Output an exact reproduction of the data.
============================================================
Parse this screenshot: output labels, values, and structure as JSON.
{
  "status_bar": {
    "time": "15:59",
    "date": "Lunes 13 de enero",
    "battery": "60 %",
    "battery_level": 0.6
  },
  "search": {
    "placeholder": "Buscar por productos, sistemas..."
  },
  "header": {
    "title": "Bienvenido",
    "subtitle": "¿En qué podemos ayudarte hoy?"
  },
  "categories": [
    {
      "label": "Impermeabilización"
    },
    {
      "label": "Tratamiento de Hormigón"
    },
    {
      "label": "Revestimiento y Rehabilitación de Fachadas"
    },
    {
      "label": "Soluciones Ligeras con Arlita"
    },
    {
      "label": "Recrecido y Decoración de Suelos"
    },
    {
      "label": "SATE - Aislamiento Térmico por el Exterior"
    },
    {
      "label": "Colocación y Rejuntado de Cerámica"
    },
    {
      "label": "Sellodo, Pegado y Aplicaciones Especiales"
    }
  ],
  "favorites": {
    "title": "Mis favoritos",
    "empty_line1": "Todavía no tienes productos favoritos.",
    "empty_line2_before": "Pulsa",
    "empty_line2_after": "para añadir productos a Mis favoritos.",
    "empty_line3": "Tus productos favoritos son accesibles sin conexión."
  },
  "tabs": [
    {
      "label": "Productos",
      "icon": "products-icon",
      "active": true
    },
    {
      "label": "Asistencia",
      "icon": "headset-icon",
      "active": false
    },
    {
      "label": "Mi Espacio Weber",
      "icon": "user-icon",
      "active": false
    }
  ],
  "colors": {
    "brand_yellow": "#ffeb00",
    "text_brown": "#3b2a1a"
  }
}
============================================================
Output for this exercise:
Parse this screenshot: output labels, values, and structure as JSON.
{
  "status_bar": {
    "time": "15:59",
    "date": "Lunes 13 de enero",
    "battery": "60 %",
    "battery_level": 0.6
  },
  "search": {
    "placeholder": "Buscar por productos, sistemas..."
  },
  "header": {
    "title": "Bienvenido",
    "subtitle": "¿En qué podemos ayudarte hoy?"
  },
  "categories": [
    {
      "label": "Impermeabilización"
    },
    {
      "label": "Tratamiento de Hormigón"
    },
    {
      "label": "Revestimiento y Rehabilitación de Fachadas"
    },
    {
      "label": "Soluciones Ligeras con Arlita"
    },
    {
      "label": "Recrecido y Decoración de Suelos"
    },
    {
      "label": "SATE - Aislamiento Térmico por el Exterior"
    },
    {
      "label": "Colocación y Rejuntado de Cerámica"
    },
    {
      "label": "Sellodo, Pegado y Aplicaciones Especiales"
    }
  ],
  "favorites": {
    "title": "Mis favoritos",
    "empty_line1": "Todavía no tienes productos favoritos.",
    "empty_line2_before": "Pulsa",
    "empty_line2_after": "para añadir productos a Mis favoritos.",
    "empty_line3": "Tus productos favoritos son accesibles sin conexión."
  },
  "tabs": [
    {
      "label": "Productos",
      "icon": "products-icon",
      "active": true
    },
    {
      "label": "Asistencia",
      "icon": "headset-icon",
      "active": false
    },
    {
      "label": "Mi Espacio Weber",
      "icon": "user-icon",
      "active": false
    }
  ],
  "colors": {
    "brand_yellow": "#ffeb00",
    "text_brown": "#3b2a1a"
  }
}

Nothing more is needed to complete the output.